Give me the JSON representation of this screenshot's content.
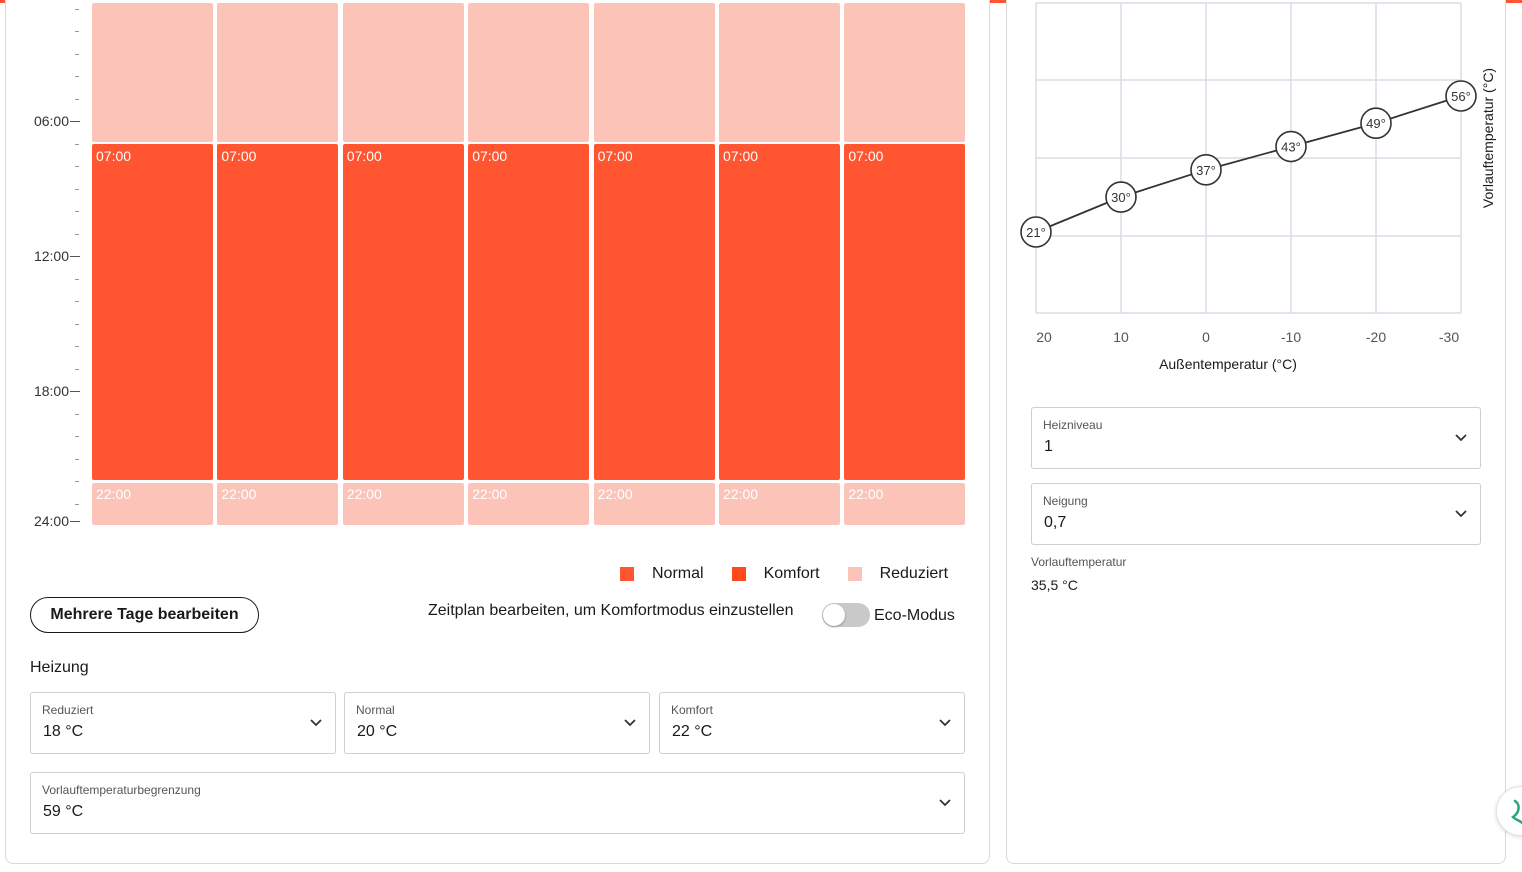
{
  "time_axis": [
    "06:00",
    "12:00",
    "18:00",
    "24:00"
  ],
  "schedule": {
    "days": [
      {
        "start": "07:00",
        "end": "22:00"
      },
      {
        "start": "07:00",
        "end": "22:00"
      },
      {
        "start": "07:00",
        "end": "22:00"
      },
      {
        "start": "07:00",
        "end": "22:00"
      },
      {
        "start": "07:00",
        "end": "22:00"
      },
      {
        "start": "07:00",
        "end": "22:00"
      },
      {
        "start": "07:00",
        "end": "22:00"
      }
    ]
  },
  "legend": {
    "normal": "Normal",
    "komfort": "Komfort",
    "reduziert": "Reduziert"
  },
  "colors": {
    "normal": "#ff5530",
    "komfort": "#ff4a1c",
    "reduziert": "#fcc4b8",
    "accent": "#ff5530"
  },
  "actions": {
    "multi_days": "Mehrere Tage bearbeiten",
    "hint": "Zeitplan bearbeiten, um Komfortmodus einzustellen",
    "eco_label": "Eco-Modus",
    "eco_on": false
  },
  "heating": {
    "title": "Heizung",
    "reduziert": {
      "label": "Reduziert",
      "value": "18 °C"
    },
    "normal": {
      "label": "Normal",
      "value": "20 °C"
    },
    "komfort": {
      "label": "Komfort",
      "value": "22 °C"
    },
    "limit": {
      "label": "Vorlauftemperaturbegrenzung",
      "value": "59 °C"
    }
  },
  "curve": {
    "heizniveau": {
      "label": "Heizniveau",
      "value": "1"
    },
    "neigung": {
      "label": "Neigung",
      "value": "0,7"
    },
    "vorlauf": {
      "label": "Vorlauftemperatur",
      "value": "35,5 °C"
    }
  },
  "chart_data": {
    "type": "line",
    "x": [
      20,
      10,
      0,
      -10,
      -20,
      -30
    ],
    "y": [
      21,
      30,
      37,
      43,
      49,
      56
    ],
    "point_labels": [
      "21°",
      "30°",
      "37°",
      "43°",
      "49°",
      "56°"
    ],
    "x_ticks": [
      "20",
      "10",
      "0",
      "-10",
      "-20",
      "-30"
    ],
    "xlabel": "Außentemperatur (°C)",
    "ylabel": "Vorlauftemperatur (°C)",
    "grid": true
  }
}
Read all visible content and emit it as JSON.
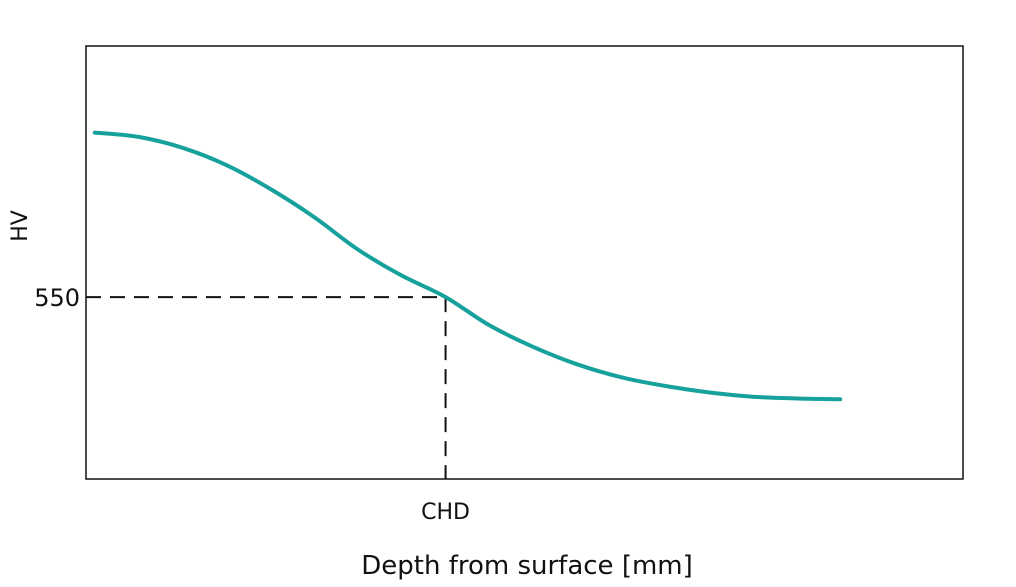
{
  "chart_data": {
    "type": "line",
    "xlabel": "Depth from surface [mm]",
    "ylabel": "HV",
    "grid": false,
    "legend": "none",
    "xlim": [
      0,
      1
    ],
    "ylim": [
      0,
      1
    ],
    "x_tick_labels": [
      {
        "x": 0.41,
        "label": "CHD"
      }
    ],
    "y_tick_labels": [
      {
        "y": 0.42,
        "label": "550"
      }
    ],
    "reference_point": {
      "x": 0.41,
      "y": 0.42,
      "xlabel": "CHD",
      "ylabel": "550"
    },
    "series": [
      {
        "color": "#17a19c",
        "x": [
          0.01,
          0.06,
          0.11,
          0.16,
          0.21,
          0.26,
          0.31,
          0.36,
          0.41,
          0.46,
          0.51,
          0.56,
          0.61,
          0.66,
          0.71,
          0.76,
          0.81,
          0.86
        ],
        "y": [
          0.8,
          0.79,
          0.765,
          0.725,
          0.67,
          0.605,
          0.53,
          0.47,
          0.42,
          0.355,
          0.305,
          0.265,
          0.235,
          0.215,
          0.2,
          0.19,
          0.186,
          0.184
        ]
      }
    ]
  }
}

» **AIM OF THE EXERCISE**
Nothing but the lines from the line containing "Read all visible content and emit it as JSON." through the last line of the material may be output, and they must be copied exactly, without pictures.

» **COMPLETE RESPONSE**
Read all visible content and emit it as JSON.
{
  "chart_data": {
    "type": "line",
    "xlabel": "Depth from surface [mm]",
    "ylabel": "HV",
    "grid": false,
    "legend": "none",
    "xlim": [
      0,
      1
    ],
    "ylim": [
      0,
      1
    ],
    "x_tick_labels": [
      {
        "x": 0.41,
        "label": "CHD"
      }
    ],
    "y_tick_labels": [
      {
        "y": 0.42,
        "label": "550"
      }
    ],
    "reference_point": {
      "x": 0.41,
      "y": 0.42,
      "xlabel": "CHD",
      "ylabel": "550"
    },
    "series": [
      {
        "color": "#17a19c",
        "x": [
          0.01,
          0.06,
          0.11,
          0.16,
          0.21,
          0.26,
          0.31,
          0.36,
          0.41,
          0.46,
          0.51,
          0.56,
          0.61,
          0.66,
          0.71,
          0.76,
          0.81,
          0.86
        ],
        "y": [
          0.8,
          0.79,
          0.765,
          0.725,
          0.67,
          0.605,
          0.53,
          0.47,
          0.42,
          0.355,
          0.305,
          0.265,
          0.235,
          0.215,
          0.2,
          0.19,
          0.186,
          0.184
        ]
      }
    ]
  }
}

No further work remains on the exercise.